▸ **TASK DETAILS**: Print the listing as it stands, omitting all images.

Dataset records
#####
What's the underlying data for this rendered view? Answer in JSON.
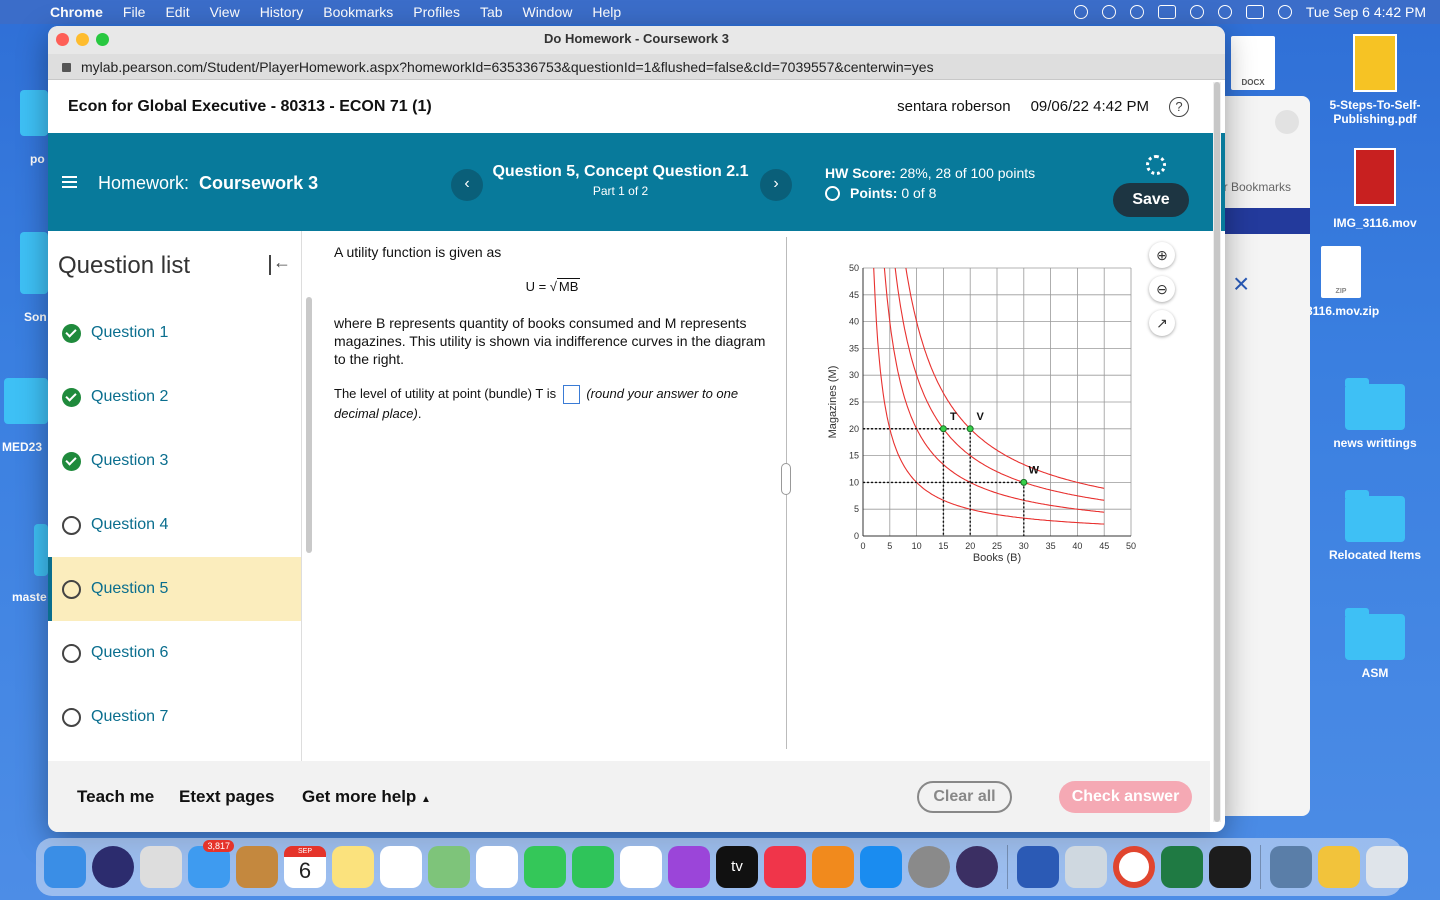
{
  "menubar": {
    "app": "Chrome",
    "items": [
      "File",
      "Edit",
      "View",
      "History",
      "Bookmarks",
      "Profiles",
      "Tab",
      "Window",
      "Help"
    ],
    "datetime": "Tue Sep 6  4:42 PM"
  },
  "desktop": {
    "left_labels": [
      "po",
      "Son",
      "MED23",
      "maste"
    ],
    "right_items": [
      "5-Steps-To-Self-Publishing.pdf",
      "IMG_3116.mov",
      "3116.mov.zip",
      "news writtings",
      "Relocated Items",
      "ASM"
    ],
    "docx_label": "DOCX",
    "zip_label": "ZIP"
  },
  "bgwindow": {
    "bookmarks": "er Bookmarks"
  },
  "browser": {
    "title": "Do Homework - Coursework 3",
    "url": "mylab.pearson.com/Student/PlayerHomework.aspx?homeworkId=635336753&questionId=1&flushed=false&cId=7039557&centerwin=yes"
  },
  "course": {
    "title": "Econ for Global Executive - 80313 - ECON 71 (1)",
    "user": "sentara roberson",
    "datetime": "09/06/22 4:42 PM",
    "help": "?"
  },
  "homework": {
    "label": "Homework:",
    "name": "Coursework 3",
    "question_title": "Question 5, Concept Question 2.1",
    "part": "Part 1 of 2",
    "hw_score_label": "HW Score:",
    "hw_score": "28%, 28 of 100 points",
    "points_label": "Points:",
    "points": "0 of 8",
    "save": "Save",
    "prev": "‹",
    "next": "›"
  },
  "question_list": {
    "heading": "Question list",
    "items": [
      {
        "label": "Question 1",
        "status": "done"
      },
      {
        "label": "Question 2",
        "status": "done"
      },
      {
        "label": "Question 3",
        "status": "done"
      },
      {
        "label": "Question 4",
        "status": "open"
      },
      {
        "label": "Question 5",
        "status": "active"
      },
      {
        "label": "Question 6",
        "status": "open"
      },
      {
        "label": "Question 7",
        "status": "open"
      }
    ]
  },
  "question": {
    "intro": "A utility function is given as",
    "formula_lhs": "U  =",
    "formula_radicand": "MB",
    "body": "where B represents quantity of books consumed and M represents magazines. This utility is shown via indifference curves in the diagram to the right.",
    "prompt_pre": "The level of utility at point (bundle) T is",
    "prompt_post": "(round your answer to one decimal place)",
    "prompt_end": "."
  },
  "chart_data": {
    "type": "line",
    "xlabel": "Books (B)",
    "ylabel": "Magazines (M)",
    "xlim": [
      0,
      50
    ],
    "ylim": [
      0,
      50
    ],
    "xticks": [
      0,
      5,
      10,
      15,
      20,
      25,
      30,
      35,
      40,
      45,
      50
    ],
    "yticks": [
      0,
      5,
      10,
      15,
      20,
      25,
      30,
      35,
      40,
      45,
      50
    ],
    "grid": true,
    "curve_color": "#e8312f",
    "series": [
      {
        "formula": "M = 100/B",
        "utility": 10
      },
      {
        "formula": "M = 200/B",
        "utility": 14.14
      },
      {
        "formula": "M = 300/B",
        "utility": 17.32
      },
      {
        "formula": "M = 400/B",
        "utility": 20
      }
    ],
    "points": [
      {
        "label": "T",
        "x": 15,
        "y": 20
      },
      {
        "label": "V",
        "x": 20,
        "y": 20
      },
      {
        "label": "W",
        "x": 30,
        "y": 10
      }
    ]
  },
  "footer": {
    "teach": "Teach me",
    "etext": "Etext pages",
    "more": "Get more help",
    "clear": "Clear all",
    "check": "Check answer"
  },
  "dock": {
    "mail_badge": "3,817",
    "cal_month": "SEP",
    "cal_day": "6",
    "tv": "tv"
  }
}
#####
▸ **COMPLETE RESPONSE**:
What's the underlying data for this rendered view? Answer in JSON.
{
  "menubar": {
    "app": "Chrome",
    "items": [
      "File",
      "Edit",
      "View",
      "History",
      "Bookmarks",
      "Profiles",
      "Tab",
      "Window",
      "Help"
    ],
    "datetime": "Tue Sep 6  4:42 PM"
  },
  "desktop": {
    "left_labels": [
      "po",
      "Son",
      "MED23",
      "maste"
    ],
    "right_items": [
      "5-Steps-To-Self-Publishing.pdf",
      "IMG_3116.mov",
      "3116.mov.zip",
      "news writtings",
      "Relocated Items",
      "ASM"
    ],
    "docx_label": "DOCX",
    "zip_label": "ZIP"
  },
  "bgwindow": {
    "bookmarks": "er Bookmarks"
  },
  "browser": {
    "title": "Do Homework - Coursework 3",
    "url": "mylab.pearson.com/Student/PlayerHomework.aspx?homeworkId=635336753&questionId=1&flushed=false&cId=7039557&centerwin=yes"
  },
  "course": {
    "title": "Econ for Global Executive - 80313 - ECON 71 (1)",
    "user": "sentara roberson",
    "datetime": "09/06/22 4:42 PM",
    "help": "?"
  },
  "homework": {
    "label": "Homework:",
    "name": "Coursework 3",
    "question_title": "Question 5, Concept Question 2.1",
    "part": "Part 1 of 2",
    "hw_score_label": "HW Score:",
    "hw_score": "28%, 28 of 100 points",
    "points_label": "Points:",
    "points": "0 of 8",
    "save": "Save",
    "prev": "‹",
    "next": "›"
  },
  "question_list": {
    "heading": "Question list",
    "items": [
      {
        "label": "Question 1",
        "status": "done"
      },
      {
        "label": "Question 2",
        "status": "done"
      },
      {
        "label": "Question 3",
        "status": "done"
      },
      {
        "label": "Question 4",
        "status": "open"
      },
      {
        "label": "Question 5",
        "status": "active"
      },
      {
        "label": "Question 6",
        "status": "open"
      },
      {
        "label": "Question 7",
        "status": "open"
      }
    ]
  },
  "question": {
    "intro": "A utility function is given as",
    "formula_lhs": "U  =",
    "formula_radicand": "MB",
    "body": "where B represents quantity of books consumed and M represents magazines. This utility is shown via indifference curves in the diagram to the right.",
    "prompt_pre": "The level of utility at point (bundle) T is",
    "prompt_post": "(round your answer to one decimal place)",
    "prompt_end": "."
  },
  "chart_data": {
    "type": "line",
    "xlabel": "Books (B)",
    "ylabel": "Magazines (M)",
    "xlim": [
      0,
      50
    ],
    "ylim": [
      0,
      50
    ],
    "xticks": [
      0,
      5,
      10,
      15,
      20,
      25,
      30,
      35,
      40,
      45,
      50
    ],
    "yticks": [
      0,
      5,
      10,
      15,
      20,
      25,
      30,
      35,
      40,
      45,
      50
    ],
    "grid": true,
    "curve_color": "#e8312f",
    "series": [
      {
        "formula": "M = 100/B",
        "utility": 10
      },
      {
        "formula": "M = 200/B",
        "utility": 14.14
      },
      {
        "formula": "M = 300/B",
        "utility": 17.32
      },
      {
        "formula": "M = 400/B",
        "utility": 20
      }
    ],
    "points": [
      {
        "label": "T",
        "x": 15,
        "y": 20
      },
      {
        "label": "V",
        "x": 20,
        "y": 20
      },
      {
        "label": "W",
        "x": 30,
        "y": 10
      }
    ]
  },
  "footer": {
    "teach": "Teach me",
    "etext": "Etext pages",
    "more": "Get more help",
    "clear": "Clear all",
    "check": "Check answer"
  },
  "dock": {
    "mail_badge": "3,817",
    "cal_month": "SEP",
    "cal_day": "6",
    "tv": "tv"
  }
}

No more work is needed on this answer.